» PROVIDED INFORMATION:
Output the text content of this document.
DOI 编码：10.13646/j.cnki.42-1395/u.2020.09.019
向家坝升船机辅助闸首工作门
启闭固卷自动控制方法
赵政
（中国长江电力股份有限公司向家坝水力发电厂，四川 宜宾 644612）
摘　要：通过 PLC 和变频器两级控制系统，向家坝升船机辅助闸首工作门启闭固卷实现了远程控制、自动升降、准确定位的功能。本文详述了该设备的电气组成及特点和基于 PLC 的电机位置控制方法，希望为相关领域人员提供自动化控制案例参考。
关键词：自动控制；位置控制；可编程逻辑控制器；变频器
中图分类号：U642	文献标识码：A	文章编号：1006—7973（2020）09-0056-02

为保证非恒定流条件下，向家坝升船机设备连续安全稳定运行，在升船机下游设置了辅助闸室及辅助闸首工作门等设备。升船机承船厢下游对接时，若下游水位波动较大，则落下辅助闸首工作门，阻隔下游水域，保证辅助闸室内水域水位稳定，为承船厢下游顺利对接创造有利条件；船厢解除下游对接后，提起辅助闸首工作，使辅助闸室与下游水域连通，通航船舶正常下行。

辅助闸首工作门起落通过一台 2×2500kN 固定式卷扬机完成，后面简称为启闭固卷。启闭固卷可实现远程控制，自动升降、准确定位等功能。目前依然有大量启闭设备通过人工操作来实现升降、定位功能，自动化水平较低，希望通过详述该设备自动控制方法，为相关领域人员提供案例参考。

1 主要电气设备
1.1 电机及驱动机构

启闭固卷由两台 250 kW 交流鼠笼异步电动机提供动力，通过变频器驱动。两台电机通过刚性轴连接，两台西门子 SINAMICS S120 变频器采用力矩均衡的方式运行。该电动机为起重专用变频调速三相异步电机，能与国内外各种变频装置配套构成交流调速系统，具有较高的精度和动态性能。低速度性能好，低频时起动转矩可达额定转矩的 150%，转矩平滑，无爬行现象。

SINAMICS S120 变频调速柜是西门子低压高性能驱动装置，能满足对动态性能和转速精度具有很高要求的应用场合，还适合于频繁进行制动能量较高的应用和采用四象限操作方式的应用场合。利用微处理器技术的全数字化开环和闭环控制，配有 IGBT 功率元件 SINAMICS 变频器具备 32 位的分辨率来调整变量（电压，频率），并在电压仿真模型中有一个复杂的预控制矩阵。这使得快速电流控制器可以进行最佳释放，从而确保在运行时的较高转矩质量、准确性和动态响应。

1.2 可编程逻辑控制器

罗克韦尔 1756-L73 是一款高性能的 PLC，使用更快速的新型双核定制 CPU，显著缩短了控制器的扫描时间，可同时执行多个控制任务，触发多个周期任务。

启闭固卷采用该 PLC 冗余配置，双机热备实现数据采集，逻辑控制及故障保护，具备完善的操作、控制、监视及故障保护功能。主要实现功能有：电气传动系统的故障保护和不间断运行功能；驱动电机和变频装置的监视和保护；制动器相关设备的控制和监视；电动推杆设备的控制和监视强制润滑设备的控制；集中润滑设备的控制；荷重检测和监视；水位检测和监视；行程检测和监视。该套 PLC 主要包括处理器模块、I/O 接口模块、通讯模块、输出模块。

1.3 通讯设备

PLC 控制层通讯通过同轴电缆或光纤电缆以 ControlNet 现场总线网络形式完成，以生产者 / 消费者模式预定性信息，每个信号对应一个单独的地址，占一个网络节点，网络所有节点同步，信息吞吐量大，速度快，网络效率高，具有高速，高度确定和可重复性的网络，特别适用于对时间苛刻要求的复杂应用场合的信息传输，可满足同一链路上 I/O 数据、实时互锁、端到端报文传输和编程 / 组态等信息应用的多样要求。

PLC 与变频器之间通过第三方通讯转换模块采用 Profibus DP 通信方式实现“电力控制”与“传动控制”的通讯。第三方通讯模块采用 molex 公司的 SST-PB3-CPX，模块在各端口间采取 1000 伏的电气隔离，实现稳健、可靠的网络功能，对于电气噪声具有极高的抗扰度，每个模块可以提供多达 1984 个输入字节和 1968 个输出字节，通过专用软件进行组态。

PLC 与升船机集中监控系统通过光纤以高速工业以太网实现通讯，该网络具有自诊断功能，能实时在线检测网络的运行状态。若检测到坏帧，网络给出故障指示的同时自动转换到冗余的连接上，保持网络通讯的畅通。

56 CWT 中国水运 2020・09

» TASK OBJECTIVE: Your task is to print all of the records exactly.

» IN RESPONSE:
Output the text content of this document.
DOI 编码：10.13646/j.cnki.42-1395/u.2020.09.019
向家坝升船机辅助闸首工作门
启闭固卷自动控制方法
赵政
（中国长江电力股份有限公司向家坝水力发电厂，四川 宜宾 644612）
摘　要：通过 PLC 和变频器两级控制系统，向家坝升船机辅助闸首工作门启闭固卷实现了远程控制、自动升降、准确定位的功能。本文详述了该设备的电气组成及特点和基于 PLC 的电机位置控制方法，希望为相关领域人员提供自动化控制案例参考。
关键词：自动控制；位置控制；可编程逻辑控制器；变频器
中图分类号：U642	文献标识码：A	文章编号：1006—7973（2020）09-0056-02

为保证非恒定流条件下，向家坝升船机设备连续安全稳定运行，在升船机下游设置了辅助闸室及辅助闸首工作门等设备。升船机承船厢下游对接时，若下游水位波动较大，则落下辅助闸首工作门，阻隔下游水域，保证辅助闸室内水域水位稳定，为承船厢下游顺利对接创造有利条件；船厢解除下游对接后，提起辅助闸首工作，使辅助闸室与下游水域连通，通航船舶正常下行。

辅助闸首工作门起落通过一台 2×2500kN 固定式卷扬机完成，后面简称为启闭固卷。启闭固卷可实现远程控制，自动升降、准确定位等功能。目前依然有大量启闭设备通过人工操作来实现升降、定位功能，自动化水平较低，希望通过详述该设备自动控制方法，为相关领域人员提供案例参考。

1 主要电气设备
1.1 电机及驱动机构

启闭固卷由两台 250 kW 交流鼠笼异步电动机提供动力，通过变频器驱动。两台电机通过刚性轴连接，两台西门子 SINAMICS S120 变频器采用力矩均衡的方式运行。该电动机为起重专用变频调速三相异步电机，能与国内外各种变频装置配套构成交流调速系统，具有较高的精度和动态性能。低速度性能好，低频时起动转矩可达额定转矩的 150%，转矩平滑，无爬行现象。

SINAMICS S120 变频调速柜是西门子低压高性能驱动装置，能满足对动态性能和转速精度具有很高要求的应用场合，还适合于频繁进行制动能量较高的应用和采用四象限操作方式的应用场合。利用微处理器技术的全数字化开环和闭环控制，配有 IGBT 功率元件 SINAMICS 变频器具备 32 位的分辨率来调整变量（电压，频率），并在电压仿真模型中有一个复杂的预控制矩阵。这使得快速电流控制器可以进行最佳释放，从而确保在运行时的较高转矩质量、准确性和动态响应。

1.2 可编程逻辑控制器

罗克韦尔 1756-L73 是一款高性能的 PLC，使用更快速的新型双核定制 CPU，显著缩短了控制器的扫描时间，可同时执行多个控制任务，触发多个周期任务。

启闭固卷采用该 PLC 冗余配置，双机热备实现数据采集，逻辑控制及故障保护，具备完善的操作、控制、监视及故障保护功能。主要实现功能有：电气传动系统的故障保护和不间断运行功能；驱动电机和变频装置的监视和保护；制动器相关设备的控制和监视；电动推杆设备的控制和监视强制润滑设备的控制；集中润滑设备的控制；荷重检测和监视；水位检测和监视；行程检测和监视。该套 PLC 主要包括处理器模块、I/O 接口模块、通讯模块、输出模块。

1.3 通讯设备

PLC 控制层通讯通过同轴电缆或光纤电缆以 ControlNet 现场总线网络形式完成，以生产者 / 消费者模式预定性信息，每个信号对应一个单独的地址，占一个网络节点，网络所有节点同步，信息吞吐量大，速度快，网络效率高，具有高速，高度确定和可重复性的网络，特别适用于对时间苛刻要求的复杂应用场合的信息传输，可满足同一链路上 I/O 数据、实时互锁、端到端报文传输和编程 / 组态等信息应用的多样要求。

PLC 与变频器之间通过第三方通讯转换模块采用 Profibus DP 通信方式实现“电力控制”与“传动控制”的通讯。第三方通讯模块采用 molex 公司的 SST-PB3-CPX，模块在各端口间采取 1000 伏的电气隔离，实现稳健、可靠的网络功能，对于电气噪声具有极高的抗扰度，每个模块可以提供多达 1984 个输入字节和 1968 个输出字节，通过专用软件进行组态。

PLC 与升船机集中监控系统通过光纤以高速工业以太网实现通讯，该网络具有自诊断功能，能实时在线检测网络的运行状态。若检测到坏帧，网络给出故障指示的同时自动转换到冗余的连接上，保持网络通讯的畅通。

56 CWT 中国水运 2020・09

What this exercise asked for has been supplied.